> TASK REQUIREMENTS
a: Reproduce the passage of the privilege ruling below word for word, beginning at "For all of the" and stopping after "are attorney-privileged documents.".
b: According to the privilege ruling below, which Federal Rule of Civil Procedure sets forth the work product doctrine?

> SOURCE EXTRACT
☆ ☆ ☆ ☆
For all of the reasons discussed above, and having conducted an in camera review, the Court finds that Kiesel has not met his burden of demonstrating that most of the communications identified in the Privilege Log (Doc. 34-1) are protected by the attorney-client privilege. There are, however, documents that do qualify as attorney-client privileged documents, as they are solely between Kiesel, Erika Hayflick, and Kiesel's attorneys or their staff. Notably, the bottom portion of Kiesel 1206 through the middle of Kiesel 1207 are attorney-privileged documents.

Neither party addresses Kiesel 1034-1039, which were redacted as both attorneyclient privileged and work product documents, but are primarily emails between Kiesel's attorneys and employees of First American Title, who, as far as the Court understands, are neither parties to the case nor argued to be agents for Kiesel. The Court does not believe they are appropriately redacted as attorney-client privileged documents.

2.. Work Product Doctrine

Unlike the attorney-client privilege, “application of the work-product doctrine in diversity of citizenship cases is determined under federal law.” Kandel v. Brother Int'l Corp., 683 F.Supp.2d 1076, 1083 (C.D. Cal. 2009). The work product doctrine is set forth in Federal Rule of Civil Procedure 26(b)(3), which provides that “[o]rdinarily a party may not discover documents and tangible things that are prepared in anticipation of litigation or for trial by or for another party or its representative (including the other party's attorney, consultant, surety, indemnitor, insurer, or agent).” Fed.R.Civ.P. 26(b)(3).
☆ ☆ ☆ ☆
> INFORMATION PROVIDED
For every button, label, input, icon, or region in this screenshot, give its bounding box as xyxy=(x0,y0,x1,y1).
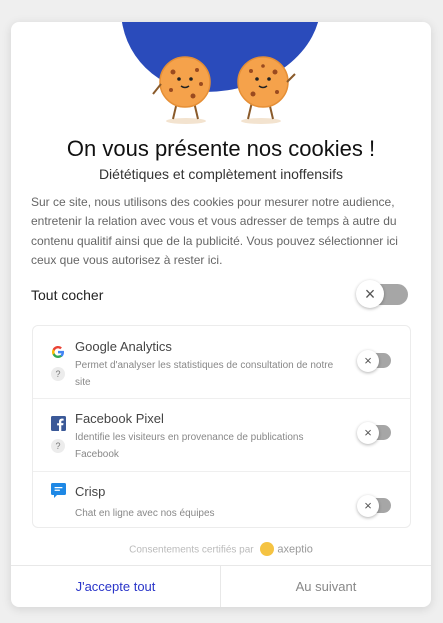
☆ ☆ ☆ ☆
> RESPONSE LIST
a:
For all of the reasons discussed above, and having conducted an in camera review, the Court finds that Kiesel has not met his burden of demonstrating that most of the communications identified in the Privilege Log (Doc. 34-1) are protected by the attorney-client privilege. There are, however, documents that do qualify as attorney-client privileged documents, as they are solely between Kiesel, Erika Hayflick, and Kiesel's attorneys or their staff. Notably, the bottom portion of Kiesel 1206 through the middle of Kiesel 1207 are attorney-privileged documents.

b: Federal Rule of Civil Procedure 26(b)(3).